* [Text block]:
--- START ---

“Genetic Risk Factors of Accelerated Brain Aging in Severe Mental Illness: An Imaging Genetics Approach”
- Peter Kochunov, PhD, MS, MSEE, DABMP, professor, psychiatry, UMB
- Tianzhou (Charles) Ma, PhD, MS, assistant professor, epidemiology and biostatistics, UMCP
Individuals with severe mental illness (SMI) — primarily schizophrenia spectrum, bipolar, and major depressive disorders — are between one-and-a-half and five times more likely to develop signs of Alzheimer’s dementia before age 70. Despite this fact, the causal mechanisms linking SMI and Alzheimer’s as well as the clinical implications of this connection are poorly understood, partly attributed to the large individual variation in age of onset and timing of aging effect. This has motivated research in using neurological, metabolomic or transcriptomic biomarkers to infer one’s brain age, which does not necessarily parallel one’s chronological age. The difference between the brain age and the chronological age is termed delta age. Positive delta age is a sign for accelerated aging and higher risk of dementia. Ma and Kochunov propose to develop machine learning models to predict brain age using large existing multimodal MRI datasets, and to calculate delta age for sizable population including both healthy controls and SMI patients. Then the team will combine delta age with genetic information and develop novel statistical methods to uncover the genetic modulators of accelerated brain aging. The end result will be a better understanding of the complex causal relationship between genetics, environment, brain aging, and SMI.
“Genomic and Proteomic Analysis of Circuits Mediating Light-Dependent Behaviors in Aging”

--- END ---

* [Study material]:
--- START ---

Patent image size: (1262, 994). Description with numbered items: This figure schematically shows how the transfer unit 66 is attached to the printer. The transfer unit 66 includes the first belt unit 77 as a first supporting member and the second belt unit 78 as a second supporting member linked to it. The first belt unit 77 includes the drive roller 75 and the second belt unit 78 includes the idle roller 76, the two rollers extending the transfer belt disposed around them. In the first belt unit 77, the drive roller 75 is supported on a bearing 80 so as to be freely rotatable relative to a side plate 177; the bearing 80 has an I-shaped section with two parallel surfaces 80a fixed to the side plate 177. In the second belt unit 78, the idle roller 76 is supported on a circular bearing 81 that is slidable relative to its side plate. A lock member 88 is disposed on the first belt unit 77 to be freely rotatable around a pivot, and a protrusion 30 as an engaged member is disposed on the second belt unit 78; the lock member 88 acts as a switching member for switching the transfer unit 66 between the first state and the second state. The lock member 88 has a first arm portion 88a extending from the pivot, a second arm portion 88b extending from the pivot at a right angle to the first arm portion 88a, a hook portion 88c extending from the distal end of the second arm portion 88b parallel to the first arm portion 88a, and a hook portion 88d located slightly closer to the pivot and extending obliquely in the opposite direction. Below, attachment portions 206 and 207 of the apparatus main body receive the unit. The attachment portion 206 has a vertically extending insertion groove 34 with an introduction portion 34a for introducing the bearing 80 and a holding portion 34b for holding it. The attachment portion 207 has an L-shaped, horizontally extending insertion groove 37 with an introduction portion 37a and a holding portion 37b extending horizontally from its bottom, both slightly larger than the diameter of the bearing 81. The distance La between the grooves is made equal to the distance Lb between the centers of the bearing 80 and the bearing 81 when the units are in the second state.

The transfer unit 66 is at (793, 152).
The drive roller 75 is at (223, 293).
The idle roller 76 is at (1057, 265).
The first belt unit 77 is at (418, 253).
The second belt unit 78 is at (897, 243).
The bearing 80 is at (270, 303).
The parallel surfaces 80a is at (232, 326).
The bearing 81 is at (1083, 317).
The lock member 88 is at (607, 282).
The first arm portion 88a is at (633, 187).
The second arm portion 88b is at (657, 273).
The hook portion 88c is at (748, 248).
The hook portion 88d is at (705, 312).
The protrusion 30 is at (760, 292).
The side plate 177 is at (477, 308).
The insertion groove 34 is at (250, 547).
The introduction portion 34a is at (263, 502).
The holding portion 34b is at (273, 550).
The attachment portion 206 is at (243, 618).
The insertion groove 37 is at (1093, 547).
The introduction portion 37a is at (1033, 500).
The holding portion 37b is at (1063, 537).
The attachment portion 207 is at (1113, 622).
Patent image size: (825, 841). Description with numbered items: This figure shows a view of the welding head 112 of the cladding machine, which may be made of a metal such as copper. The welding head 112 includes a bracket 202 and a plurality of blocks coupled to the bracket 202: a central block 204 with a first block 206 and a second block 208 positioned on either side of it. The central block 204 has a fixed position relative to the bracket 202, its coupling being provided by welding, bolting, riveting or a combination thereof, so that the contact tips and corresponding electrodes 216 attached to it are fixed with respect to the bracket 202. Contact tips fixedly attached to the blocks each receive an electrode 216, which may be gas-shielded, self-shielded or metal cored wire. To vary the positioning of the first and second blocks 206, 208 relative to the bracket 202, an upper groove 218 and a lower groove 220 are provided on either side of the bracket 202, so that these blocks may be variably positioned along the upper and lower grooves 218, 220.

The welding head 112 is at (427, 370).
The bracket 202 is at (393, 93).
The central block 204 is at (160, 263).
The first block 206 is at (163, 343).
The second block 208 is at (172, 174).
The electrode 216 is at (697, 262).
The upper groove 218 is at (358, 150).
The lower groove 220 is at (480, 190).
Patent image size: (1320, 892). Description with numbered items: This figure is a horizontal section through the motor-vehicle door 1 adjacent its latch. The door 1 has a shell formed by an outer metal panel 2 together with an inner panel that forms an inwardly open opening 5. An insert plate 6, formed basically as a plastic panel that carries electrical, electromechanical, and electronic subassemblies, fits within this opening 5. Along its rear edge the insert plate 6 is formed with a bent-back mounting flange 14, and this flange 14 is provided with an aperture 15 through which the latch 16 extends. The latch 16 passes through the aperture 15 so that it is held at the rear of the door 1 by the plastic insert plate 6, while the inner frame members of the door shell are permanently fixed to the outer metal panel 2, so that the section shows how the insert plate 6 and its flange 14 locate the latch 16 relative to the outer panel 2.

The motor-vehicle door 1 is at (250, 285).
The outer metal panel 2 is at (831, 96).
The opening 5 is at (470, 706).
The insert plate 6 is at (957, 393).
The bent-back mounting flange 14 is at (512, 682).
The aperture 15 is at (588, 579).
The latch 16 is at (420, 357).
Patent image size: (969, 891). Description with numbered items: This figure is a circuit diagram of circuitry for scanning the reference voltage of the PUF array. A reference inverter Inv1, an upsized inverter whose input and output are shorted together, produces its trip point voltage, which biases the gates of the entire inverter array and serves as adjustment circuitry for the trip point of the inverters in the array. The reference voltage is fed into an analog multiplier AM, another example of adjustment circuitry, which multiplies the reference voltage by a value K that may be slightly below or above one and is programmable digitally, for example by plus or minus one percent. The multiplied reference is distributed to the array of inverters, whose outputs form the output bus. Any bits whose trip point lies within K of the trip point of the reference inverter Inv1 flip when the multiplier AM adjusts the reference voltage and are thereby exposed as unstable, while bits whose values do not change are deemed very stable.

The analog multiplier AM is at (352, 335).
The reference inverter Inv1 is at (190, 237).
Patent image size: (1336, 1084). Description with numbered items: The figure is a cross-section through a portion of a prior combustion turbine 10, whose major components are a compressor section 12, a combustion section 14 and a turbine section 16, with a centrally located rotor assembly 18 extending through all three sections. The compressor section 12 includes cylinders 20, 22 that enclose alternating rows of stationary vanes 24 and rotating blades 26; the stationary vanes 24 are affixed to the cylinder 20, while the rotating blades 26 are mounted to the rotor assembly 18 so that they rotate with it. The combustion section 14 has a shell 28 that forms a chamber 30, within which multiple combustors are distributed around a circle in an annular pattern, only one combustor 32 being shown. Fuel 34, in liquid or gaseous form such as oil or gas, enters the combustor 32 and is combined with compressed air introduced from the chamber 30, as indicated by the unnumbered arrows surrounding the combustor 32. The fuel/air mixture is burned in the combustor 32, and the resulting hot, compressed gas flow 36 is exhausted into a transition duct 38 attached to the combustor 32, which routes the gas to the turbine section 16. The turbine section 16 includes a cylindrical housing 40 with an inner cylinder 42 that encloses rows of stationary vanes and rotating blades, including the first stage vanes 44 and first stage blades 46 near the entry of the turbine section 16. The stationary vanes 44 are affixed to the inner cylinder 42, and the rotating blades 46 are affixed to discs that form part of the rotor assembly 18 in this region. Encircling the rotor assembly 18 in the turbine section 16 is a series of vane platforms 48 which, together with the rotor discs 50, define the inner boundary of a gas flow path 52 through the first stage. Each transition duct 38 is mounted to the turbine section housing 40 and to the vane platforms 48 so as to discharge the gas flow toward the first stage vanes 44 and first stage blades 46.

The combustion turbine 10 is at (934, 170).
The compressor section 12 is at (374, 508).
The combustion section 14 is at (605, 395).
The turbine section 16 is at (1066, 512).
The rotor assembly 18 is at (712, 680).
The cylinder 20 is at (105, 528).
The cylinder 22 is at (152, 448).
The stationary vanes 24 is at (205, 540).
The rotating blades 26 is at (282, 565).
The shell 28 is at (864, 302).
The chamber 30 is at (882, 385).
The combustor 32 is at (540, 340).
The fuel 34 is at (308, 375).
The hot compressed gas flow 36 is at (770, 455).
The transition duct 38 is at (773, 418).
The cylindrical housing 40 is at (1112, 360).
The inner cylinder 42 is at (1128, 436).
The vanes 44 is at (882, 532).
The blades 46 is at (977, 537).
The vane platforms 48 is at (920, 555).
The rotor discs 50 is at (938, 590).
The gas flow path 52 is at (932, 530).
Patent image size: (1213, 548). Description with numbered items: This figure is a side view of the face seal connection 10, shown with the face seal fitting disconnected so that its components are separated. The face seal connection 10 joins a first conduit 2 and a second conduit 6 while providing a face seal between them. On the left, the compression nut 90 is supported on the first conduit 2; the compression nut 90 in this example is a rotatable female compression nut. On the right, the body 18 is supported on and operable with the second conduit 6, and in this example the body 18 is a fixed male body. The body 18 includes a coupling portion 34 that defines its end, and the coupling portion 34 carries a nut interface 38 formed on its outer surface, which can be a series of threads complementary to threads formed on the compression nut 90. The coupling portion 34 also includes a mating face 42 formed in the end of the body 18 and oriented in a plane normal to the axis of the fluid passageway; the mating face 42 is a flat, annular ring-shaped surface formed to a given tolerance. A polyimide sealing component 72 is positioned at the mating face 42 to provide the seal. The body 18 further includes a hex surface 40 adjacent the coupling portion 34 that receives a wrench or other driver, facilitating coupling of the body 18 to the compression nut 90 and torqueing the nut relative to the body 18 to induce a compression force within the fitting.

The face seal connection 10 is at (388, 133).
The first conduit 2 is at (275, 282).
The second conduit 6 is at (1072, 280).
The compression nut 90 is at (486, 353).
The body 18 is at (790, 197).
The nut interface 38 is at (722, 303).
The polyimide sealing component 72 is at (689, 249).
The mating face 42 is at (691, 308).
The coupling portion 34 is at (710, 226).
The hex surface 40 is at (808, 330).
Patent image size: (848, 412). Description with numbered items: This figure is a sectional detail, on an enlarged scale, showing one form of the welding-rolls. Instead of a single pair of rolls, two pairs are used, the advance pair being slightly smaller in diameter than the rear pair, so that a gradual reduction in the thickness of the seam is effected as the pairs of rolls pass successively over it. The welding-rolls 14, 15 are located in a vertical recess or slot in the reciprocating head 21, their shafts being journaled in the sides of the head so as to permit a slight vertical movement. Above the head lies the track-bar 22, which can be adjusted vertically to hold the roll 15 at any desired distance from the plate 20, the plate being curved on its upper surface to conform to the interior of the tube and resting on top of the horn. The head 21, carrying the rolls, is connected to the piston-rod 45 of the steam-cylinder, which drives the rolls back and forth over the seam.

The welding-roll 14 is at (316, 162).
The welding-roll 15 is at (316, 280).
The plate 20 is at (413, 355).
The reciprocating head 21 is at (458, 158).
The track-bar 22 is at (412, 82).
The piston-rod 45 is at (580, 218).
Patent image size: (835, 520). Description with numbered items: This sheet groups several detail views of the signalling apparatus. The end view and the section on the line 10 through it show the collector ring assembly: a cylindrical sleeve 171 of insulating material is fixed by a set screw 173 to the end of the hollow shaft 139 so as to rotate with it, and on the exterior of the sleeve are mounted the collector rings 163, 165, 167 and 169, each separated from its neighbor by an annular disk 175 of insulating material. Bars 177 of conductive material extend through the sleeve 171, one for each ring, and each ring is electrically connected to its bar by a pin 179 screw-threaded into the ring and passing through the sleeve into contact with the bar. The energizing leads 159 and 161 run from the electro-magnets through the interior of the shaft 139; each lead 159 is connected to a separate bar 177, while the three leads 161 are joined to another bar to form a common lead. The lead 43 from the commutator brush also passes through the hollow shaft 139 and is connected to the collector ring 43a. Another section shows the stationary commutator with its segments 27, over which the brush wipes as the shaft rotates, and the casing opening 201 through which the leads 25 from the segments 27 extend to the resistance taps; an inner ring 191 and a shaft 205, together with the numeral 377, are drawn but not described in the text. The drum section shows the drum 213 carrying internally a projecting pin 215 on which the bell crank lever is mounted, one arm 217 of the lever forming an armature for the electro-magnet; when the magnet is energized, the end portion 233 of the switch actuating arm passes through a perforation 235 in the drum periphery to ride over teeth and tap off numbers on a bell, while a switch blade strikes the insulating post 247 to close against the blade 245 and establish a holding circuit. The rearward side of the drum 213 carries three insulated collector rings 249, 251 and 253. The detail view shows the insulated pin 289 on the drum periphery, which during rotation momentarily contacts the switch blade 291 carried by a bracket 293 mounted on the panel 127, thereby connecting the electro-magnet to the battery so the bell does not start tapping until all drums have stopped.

--- END ---

* [Aim of the task]:
Continue the project descriptions on aging research from the last title shown.

* [Answer box]:
- Brian N. Mathur, PhD, associate professor, pharmacology, UMB
- Alexandros Poulopoulous, PhD, assistant professor, pharmacology, UMB
- Peter Nemes, PhD, MS, associate professor, chemistry and biochemistry, UMCP
- Joshua Singer, PhD, professor, biology, UMCP
- Colenso M. Speer, PhD, assistant professor, biology, UMCP
The regulation of the circadian “clock” by light is of great clinical significance for the study of aging. Circadian dysregulation results in more than lost sleep: It also is a risk factor for metabolic disorders that develop commonly in late adulthood like obesity and Type 2 diabetes as well as a symptom that, for many aged patients, accompanies neuropathologies such as Alzheimer’s disease. However, current research into circadian rhythm and aging relies on methods that fundamentally alter the object of study under consideration. Existing studies isolate and assess the circadian clock by eliminating a gene that creates melanopsin, a photopigment that supplies the means by which the clock receives light. However, this strategy of genetically isolating the clock also prevents the clock from developing normally, and thus it has not yet been possible to study a properly developed, isolated circadian clock for the purposes of aging research. Singer, Speer, Nemes, Poulopoulous, and Mathur propose to do just that. The team will develop a battery of experimental techniques necessary to manipulate and assess mature, normally developed circadian circuits. By establishing models for studies of circadian biology that do not rely on developmental knockouts of genes, the project represents a paradigm shift in the field.